Dataset rows
================================

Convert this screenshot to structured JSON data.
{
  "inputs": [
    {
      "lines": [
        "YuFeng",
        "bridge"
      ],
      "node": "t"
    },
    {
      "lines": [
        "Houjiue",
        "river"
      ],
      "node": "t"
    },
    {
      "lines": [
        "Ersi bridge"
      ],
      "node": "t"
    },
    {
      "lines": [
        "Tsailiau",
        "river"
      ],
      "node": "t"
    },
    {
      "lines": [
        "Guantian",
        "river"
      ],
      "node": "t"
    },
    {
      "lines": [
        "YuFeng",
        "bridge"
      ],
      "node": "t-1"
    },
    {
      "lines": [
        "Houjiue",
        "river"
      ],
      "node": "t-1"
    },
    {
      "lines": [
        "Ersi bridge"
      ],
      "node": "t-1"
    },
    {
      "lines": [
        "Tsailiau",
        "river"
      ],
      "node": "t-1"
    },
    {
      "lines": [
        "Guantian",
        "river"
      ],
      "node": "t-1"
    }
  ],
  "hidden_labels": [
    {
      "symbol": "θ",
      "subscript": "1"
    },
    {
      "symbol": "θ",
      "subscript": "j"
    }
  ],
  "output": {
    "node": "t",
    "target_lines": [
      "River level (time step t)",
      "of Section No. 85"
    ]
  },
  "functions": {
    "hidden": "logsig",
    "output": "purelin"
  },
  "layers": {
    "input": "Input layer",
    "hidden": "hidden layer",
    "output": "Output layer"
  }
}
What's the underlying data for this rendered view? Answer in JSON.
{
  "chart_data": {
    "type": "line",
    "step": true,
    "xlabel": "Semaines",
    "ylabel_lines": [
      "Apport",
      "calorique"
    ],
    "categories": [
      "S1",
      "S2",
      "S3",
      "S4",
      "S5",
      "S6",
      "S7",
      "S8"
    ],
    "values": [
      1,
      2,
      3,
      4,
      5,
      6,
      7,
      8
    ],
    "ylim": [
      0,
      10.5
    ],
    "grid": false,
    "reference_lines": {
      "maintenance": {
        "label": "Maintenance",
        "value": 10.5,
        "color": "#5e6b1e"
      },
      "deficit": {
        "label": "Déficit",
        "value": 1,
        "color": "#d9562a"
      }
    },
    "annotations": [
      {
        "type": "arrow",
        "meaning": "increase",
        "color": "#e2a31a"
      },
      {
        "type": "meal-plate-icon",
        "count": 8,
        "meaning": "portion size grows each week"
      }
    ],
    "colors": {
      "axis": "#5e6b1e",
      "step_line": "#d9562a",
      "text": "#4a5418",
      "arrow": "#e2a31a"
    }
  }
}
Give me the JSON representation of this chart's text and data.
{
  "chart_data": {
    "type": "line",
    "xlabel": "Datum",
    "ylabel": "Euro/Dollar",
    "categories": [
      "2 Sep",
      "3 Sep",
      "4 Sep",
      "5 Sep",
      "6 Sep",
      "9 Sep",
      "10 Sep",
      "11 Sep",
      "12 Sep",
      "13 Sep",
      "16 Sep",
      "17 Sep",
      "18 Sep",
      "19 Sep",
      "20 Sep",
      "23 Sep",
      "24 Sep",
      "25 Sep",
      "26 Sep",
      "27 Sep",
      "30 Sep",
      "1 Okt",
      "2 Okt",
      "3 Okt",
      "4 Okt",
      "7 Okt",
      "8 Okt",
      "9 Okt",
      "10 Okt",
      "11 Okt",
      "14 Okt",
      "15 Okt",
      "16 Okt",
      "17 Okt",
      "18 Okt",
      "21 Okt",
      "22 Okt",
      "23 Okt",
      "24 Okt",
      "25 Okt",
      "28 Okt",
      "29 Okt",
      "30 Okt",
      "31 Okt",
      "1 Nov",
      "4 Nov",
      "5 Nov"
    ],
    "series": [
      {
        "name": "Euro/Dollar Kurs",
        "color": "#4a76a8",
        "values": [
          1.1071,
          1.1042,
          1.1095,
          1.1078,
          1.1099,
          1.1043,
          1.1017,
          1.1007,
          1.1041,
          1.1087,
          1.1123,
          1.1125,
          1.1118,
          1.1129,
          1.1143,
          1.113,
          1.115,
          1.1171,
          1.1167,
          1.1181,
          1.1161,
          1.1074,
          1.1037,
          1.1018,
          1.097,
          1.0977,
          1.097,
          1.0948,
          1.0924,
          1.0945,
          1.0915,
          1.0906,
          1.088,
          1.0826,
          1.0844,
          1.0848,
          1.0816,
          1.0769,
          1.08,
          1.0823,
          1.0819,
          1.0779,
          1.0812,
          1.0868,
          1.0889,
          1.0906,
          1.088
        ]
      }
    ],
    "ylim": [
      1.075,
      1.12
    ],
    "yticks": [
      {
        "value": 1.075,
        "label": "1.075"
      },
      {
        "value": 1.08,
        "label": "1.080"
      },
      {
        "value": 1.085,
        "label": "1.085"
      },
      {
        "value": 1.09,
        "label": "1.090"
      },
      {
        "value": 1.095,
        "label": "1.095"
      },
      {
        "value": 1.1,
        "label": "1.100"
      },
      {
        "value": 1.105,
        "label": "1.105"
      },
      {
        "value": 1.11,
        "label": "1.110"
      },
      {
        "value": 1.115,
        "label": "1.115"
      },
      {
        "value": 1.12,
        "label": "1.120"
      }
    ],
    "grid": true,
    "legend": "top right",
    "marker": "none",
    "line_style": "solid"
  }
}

================================

**Your task:**
Pick out and copy every line that contains the word "type".

**Response:**
    "type": "line",
        "type": "arrow",
        "type": "meal-plate-icon",
    "type": "line",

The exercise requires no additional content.